* _Exercise brief_
Each line that holds the word "JSON" is to be identified and copied.
[begin Dataset records]
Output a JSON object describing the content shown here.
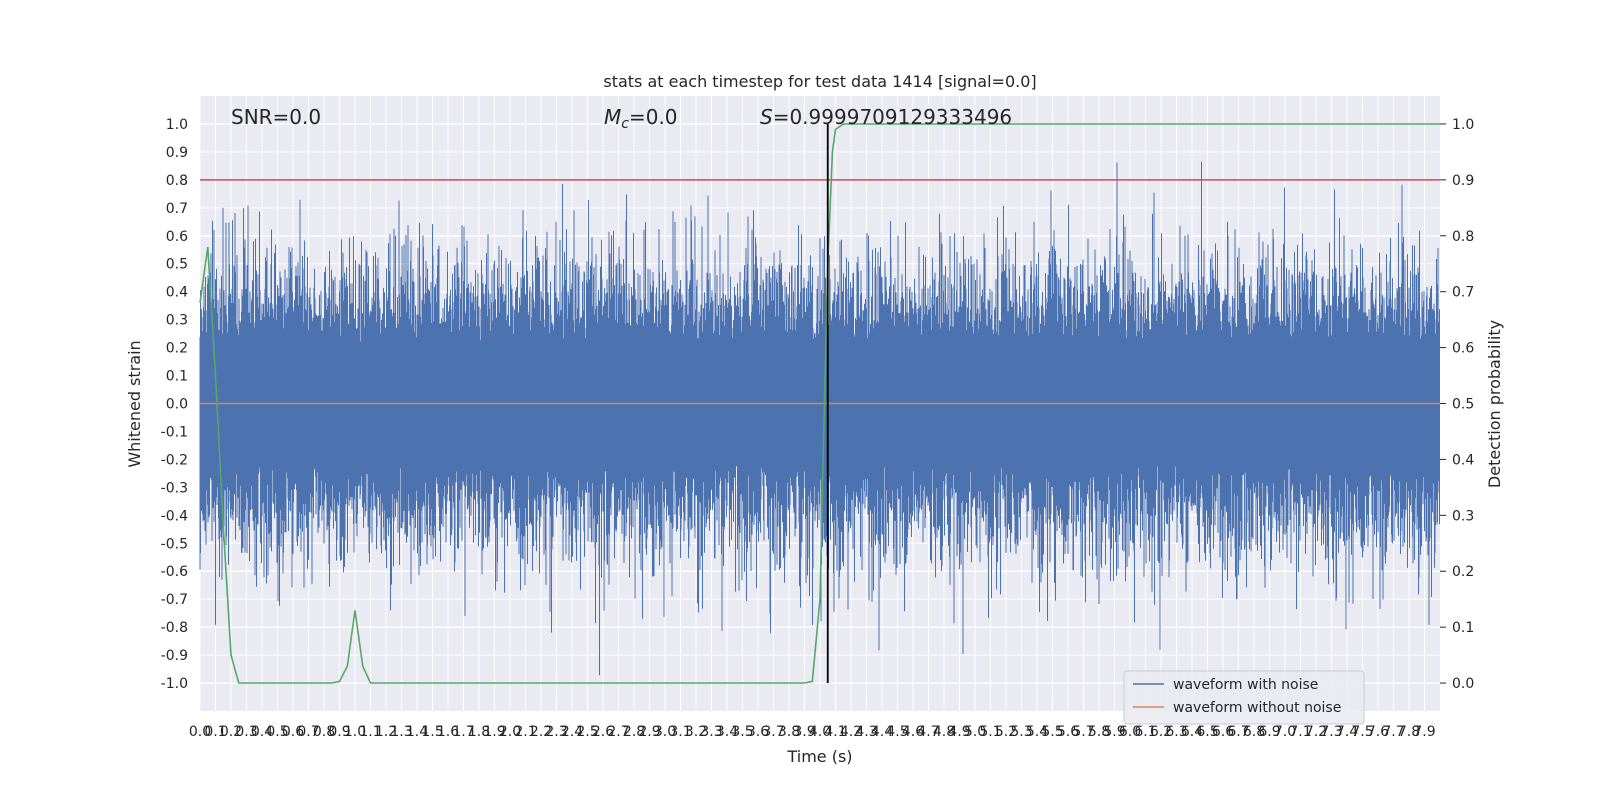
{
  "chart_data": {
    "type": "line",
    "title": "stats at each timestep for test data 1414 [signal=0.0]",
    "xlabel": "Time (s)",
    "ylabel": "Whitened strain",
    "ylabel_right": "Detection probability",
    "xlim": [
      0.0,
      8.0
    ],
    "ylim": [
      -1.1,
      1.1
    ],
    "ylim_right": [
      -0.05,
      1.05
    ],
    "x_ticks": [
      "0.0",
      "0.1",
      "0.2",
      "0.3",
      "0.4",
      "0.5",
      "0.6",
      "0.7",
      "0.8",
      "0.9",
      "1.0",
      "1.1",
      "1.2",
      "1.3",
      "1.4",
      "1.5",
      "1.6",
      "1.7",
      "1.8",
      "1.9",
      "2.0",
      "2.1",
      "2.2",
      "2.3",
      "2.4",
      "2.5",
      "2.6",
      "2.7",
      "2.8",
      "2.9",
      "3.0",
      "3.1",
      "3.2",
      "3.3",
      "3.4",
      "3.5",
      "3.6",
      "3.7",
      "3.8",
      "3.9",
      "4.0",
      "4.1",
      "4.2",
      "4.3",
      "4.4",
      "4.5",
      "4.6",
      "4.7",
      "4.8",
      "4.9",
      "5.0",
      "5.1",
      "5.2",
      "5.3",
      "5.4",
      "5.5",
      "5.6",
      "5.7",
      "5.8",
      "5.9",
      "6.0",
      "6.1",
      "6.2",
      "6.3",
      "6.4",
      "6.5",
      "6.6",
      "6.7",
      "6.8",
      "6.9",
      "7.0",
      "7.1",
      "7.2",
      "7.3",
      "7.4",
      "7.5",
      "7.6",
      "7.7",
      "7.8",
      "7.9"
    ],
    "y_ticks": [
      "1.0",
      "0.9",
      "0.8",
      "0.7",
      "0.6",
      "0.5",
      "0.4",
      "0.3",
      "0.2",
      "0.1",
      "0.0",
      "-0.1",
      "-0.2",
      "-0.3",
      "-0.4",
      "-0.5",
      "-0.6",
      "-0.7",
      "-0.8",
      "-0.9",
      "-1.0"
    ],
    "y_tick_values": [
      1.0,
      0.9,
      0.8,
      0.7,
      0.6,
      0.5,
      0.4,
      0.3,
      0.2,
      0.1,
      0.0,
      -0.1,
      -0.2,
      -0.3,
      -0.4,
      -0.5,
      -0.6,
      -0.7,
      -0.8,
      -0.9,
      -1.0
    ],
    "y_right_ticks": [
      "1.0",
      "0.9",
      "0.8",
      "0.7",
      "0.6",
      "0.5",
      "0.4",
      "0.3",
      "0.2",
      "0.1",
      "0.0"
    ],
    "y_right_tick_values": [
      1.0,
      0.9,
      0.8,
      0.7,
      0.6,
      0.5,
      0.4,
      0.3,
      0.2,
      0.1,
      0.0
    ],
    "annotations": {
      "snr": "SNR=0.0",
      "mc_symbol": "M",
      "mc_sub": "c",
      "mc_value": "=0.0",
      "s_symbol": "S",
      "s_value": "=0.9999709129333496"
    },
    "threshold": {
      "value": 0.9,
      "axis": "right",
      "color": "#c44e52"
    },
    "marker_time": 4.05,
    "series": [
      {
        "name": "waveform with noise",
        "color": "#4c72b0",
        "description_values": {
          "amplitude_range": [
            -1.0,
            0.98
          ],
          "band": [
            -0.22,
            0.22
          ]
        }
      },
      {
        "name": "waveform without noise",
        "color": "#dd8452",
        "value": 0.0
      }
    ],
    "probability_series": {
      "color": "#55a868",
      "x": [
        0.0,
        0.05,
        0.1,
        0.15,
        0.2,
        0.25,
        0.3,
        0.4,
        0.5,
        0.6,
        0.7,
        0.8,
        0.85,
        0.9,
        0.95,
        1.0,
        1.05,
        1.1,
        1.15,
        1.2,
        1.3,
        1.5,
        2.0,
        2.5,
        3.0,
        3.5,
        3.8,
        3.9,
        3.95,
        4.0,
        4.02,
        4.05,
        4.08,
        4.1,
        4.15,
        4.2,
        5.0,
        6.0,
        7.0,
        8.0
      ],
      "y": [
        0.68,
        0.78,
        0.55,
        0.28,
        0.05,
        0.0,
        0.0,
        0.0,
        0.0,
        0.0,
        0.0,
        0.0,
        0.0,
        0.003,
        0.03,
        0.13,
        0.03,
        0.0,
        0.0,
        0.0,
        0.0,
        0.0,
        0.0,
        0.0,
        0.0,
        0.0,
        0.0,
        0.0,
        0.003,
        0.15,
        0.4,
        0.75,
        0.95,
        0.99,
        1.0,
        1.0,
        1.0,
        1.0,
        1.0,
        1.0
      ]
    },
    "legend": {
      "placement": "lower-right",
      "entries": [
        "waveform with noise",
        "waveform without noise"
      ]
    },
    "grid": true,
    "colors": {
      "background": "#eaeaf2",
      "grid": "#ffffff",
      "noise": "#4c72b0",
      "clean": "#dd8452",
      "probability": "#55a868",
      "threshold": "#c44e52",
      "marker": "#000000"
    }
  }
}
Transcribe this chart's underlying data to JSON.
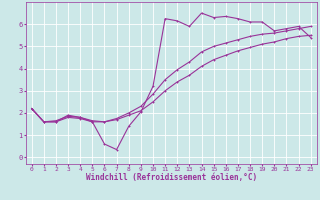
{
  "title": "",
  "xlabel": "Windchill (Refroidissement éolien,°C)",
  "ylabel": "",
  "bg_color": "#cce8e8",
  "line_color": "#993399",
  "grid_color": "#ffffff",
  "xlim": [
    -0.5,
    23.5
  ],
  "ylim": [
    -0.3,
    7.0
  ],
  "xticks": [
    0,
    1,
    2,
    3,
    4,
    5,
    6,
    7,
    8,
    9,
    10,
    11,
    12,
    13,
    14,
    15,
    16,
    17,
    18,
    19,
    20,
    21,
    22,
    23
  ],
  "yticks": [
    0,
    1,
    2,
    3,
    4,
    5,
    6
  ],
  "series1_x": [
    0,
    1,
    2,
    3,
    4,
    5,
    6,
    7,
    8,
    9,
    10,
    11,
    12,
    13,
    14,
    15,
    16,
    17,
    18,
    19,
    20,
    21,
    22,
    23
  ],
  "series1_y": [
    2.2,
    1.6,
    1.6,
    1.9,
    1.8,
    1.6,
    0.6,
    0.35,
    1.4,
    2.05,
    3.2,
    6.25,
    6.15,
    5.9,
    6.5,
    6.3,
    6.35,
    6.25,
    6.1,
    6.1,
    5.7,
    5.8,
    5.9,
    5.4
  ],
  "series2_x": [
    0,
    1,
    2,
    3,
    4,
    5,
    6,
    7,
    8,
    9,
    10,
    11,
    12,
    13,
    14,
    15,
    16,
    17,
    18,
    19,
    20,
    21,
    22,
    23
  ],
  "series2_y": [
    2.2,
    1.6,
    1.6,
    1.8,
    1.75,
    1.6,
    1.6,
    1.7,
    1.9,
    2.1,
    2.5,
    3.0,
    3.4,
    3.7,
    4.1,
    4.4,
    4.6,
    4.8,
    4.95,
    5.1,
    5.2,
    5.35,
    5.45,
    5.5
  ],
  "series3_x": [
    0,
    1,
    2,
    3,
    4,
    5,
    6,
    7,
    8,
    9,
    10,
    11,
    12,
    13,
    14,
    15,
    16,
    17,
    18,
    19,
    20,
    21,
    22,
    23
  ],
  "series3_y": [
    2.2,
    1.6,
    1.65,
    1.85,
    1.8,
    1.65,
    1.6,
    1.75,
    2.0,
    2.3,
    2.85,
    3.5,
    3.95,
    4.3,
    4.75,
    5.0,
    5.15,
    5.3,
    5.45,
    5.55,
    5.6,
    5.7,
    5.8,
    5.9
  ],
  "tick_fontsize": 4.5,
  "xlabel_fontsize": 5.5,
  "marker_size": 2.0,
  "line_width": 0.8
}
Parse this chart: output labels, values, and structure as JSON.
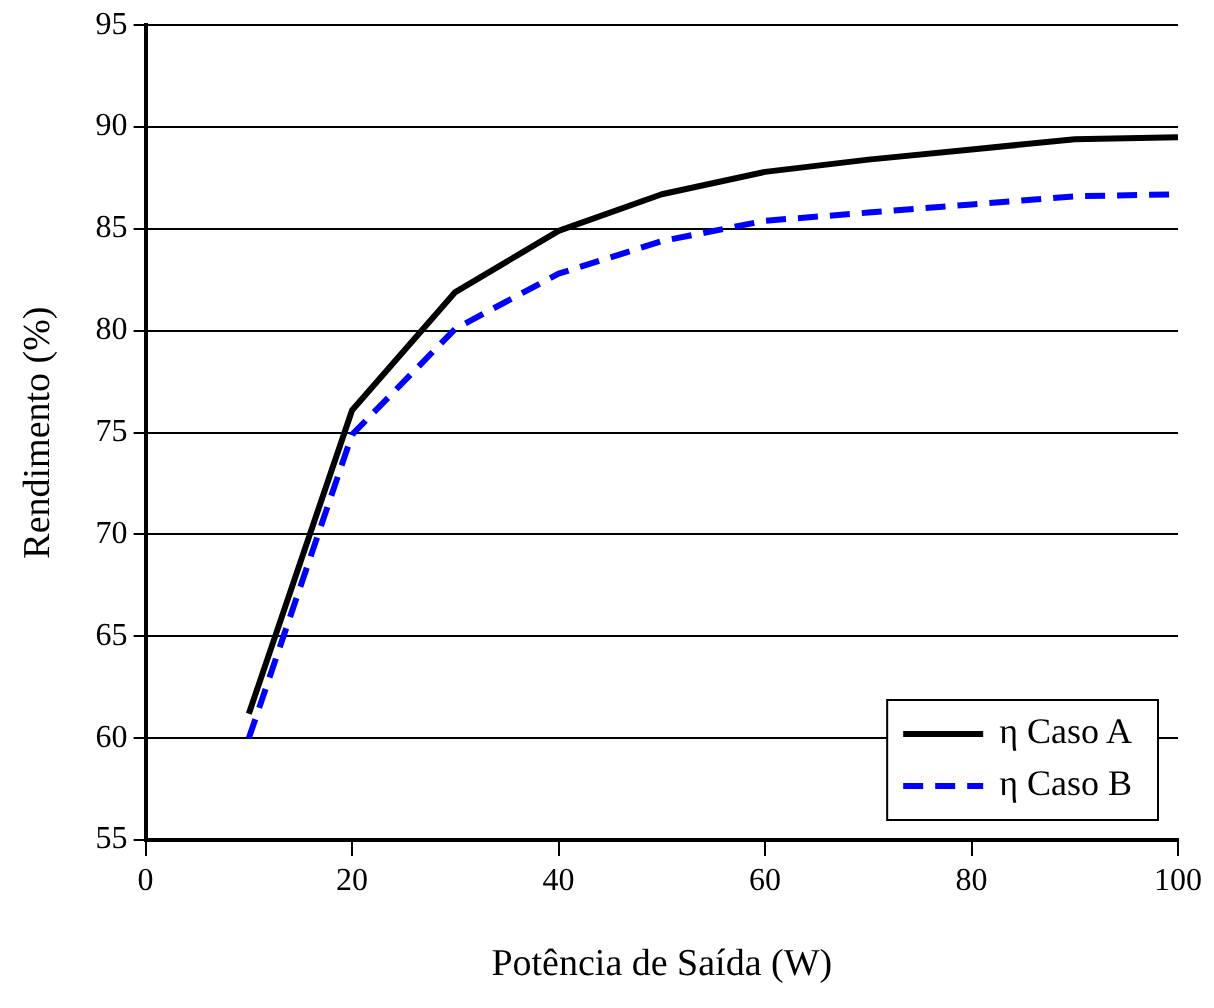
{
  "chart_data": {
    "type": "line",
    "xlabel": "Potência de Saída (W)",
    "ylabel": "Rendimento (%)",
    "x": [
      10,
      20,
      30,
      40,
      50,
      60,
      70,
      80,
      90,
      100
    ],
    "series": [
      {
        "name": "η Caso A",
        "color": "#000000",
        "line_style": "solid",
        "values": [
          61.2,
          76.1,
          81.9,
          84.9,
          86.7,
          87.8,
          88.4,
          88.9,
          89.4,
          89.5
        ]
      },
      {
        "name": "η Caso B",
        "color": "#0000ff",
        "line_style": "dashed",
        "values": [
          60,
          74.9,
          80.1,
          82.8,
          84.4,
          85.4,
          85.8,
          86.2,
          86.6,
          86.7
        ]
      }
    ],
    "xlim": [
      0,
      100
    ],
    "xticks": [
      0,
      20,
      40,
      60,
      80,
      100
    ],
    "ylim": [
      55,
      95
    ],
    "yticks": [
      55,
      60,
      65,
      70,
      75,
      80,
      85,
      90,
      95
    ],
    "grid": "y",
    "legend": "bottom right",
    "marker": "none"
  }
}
[end Dataset records]
* _Correct answer_
Output a JSON object describing the content shown here.
Transcribe this chart's underlying data to JSON.
Parse this chart: output labels, values, and structure as JSON.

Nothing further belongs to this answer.